- PROBLEM STATEMENT: In the records that follow, show each line where the word "content" is present.

- ENTRIES:

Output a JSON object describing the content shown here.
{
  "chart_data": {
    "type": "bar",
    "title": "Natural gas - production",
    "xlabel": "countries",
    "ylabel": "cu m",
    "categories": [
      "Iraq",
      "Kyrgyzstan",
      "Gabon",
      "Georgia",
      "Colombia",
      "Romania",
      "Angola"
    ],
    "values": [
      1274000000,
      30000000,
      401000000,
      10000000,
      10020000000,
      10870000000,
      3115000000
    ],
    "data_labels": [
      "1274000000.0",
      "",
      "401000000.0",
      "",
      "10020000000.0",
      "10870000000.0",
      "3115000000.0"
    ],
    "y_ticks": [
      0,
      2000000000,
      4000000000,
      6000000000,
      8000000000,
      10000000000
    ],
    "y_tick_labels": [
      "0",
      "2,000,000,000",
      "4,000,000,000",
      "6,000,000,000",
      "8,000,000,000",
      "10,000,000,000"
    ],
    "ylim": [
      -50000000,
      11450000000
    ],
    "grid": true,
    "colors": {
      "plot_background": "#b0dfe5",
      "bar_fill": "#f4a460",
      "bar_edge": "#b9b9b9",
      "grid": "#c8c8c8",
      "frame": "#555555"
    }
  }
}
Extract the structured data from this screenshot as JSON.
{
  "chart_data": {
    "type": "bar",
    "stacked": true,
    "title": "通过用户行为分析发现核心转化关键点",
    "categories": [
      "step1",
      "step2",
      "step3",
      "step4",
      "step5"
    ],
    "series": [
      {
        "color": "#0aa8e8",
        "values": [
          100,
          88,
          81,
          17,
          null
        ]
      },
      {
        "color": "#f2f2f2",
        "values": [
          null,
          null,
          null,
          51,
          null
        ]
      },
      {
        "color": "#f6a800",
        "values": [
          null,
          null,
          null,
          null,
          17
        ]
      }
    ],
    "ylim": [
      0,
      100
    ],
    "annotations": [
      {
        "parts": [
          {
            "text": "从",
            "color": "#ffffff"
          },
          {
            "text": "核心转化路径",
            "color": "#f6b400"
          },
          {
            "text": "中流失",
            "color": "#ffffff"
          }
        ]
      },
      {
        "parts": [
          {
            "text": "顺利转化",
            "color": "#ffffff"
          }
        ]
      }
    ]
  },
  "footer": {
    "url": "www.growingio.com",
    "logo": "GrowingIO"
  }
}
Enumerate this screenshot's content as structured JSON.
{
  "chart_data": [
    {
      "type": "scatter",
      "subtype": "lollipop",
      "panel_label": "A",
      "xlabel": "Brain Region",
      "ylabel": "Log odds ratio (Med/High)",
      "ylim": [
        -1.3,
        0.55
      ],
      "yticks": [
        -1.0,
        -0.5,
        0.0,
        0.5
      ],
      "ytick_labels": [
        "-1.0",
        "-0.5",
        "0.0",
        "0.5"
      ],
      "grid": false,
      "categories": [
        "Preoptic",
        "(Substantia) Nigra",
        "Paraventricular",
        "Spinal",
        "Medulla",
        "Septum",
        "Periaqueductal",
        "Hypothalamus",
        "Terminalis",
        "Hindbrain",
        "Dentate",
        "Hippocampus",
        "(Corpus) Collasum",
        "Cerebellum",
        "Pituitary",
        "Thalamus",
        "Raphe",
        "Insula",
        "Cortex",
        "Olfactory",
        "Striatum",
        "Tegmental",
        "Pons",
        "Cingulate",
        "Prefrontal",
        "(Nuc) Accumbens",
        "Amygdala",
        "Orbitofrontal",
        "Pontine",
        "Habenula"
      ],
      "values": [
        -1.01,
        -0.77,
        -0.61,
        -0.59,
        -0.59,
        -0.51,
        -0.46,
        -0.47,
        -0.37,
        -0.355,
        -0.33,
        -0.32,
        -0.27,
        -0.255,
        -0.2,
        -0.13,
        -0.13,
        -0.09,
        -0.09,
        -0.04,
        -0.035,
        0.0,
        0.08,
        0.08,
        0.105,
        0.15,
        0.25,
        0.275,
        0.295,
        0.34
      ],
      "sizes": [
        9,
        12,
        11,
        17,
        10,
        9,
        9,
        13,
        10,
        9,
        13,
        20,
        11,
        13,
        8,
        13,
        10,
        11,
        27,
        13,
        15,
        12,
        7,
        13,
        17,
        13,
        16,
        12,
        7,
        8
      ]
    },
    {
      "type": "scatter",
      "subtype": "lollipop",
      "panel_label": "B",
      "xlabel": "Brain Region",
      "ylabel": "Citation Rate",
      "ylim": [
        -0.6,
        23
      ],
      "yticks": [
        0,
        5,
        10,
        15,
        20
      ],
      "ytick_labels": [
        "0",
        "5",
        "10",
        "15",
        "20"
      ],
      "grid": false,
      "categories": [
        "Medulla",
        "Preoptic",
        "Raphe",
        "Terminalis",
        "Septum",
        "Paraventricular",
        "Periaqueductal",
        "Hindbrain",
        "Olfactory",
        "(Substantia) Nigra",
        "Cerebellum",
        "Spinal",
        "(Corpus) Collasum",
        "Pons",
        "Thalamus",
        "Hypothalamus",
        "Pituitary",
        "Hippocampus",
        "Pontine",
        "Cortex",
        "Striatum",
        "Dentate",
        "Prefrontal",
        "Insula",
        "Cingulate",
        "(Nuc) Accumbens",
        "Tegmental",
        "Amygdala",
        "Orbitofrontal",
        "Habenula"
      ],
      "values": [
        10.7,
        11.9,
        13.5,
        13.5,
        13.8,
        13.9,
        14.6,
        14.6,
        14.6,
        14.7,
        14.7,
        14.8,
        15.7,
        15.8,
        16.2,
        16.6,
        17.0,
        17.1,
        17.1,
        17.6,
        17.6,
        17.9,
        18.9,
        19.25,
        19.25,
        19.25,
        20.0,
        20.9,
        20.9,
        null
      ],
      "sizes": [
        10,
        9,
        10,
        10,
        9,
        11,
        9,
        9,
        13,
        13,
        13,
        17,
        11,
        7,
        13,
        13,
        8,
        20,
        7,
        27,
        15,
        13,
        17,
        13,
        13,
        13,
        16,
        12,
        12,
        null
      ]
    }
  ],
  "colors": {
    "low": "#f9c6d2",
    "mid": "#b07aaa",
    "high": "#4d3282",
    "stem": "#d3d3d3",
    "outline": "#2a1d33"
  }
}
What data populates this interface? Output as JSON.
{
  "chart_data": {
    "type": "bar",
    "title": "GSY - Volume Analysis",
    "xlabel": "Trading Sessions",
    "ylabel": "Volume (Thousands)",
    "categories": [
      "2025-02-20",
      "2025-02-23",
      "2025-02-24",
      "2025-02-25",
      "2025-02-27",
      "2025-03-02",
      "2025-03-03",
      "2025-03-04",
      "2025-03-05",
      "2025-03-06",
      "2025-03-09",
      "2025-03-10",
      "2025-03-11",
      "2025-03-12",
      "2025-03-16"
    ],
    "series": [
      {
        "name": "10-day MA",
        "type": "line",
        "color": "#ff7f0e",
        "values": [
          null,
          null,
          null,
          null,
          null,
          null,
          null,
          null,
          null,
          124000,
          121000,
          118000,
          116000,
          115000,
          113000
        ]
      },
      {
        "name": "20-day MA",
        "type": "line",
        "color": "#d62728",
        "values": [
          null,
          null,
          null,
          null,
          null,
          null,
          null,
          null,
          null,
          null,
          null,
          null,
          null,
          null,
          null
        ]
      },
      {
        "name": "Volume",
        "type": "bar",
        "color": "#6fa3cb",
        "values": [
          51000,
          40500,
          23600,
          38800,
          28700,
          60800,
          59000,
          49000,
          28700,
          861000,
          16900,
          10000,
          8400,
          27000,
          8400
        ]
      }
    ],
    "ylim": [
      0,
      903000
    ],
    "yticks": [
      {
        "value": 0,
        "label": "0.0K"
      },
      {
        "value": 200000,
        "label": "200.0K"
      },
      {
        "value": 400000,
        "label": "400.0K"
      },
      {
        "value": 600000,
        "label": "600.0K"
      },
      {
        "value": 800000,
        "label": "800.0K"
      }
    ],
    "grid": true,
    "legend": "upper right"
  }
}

- REPLY:
Output a JSON object describing the content shown here.
Enumerate this screenshot's content as structured JSON.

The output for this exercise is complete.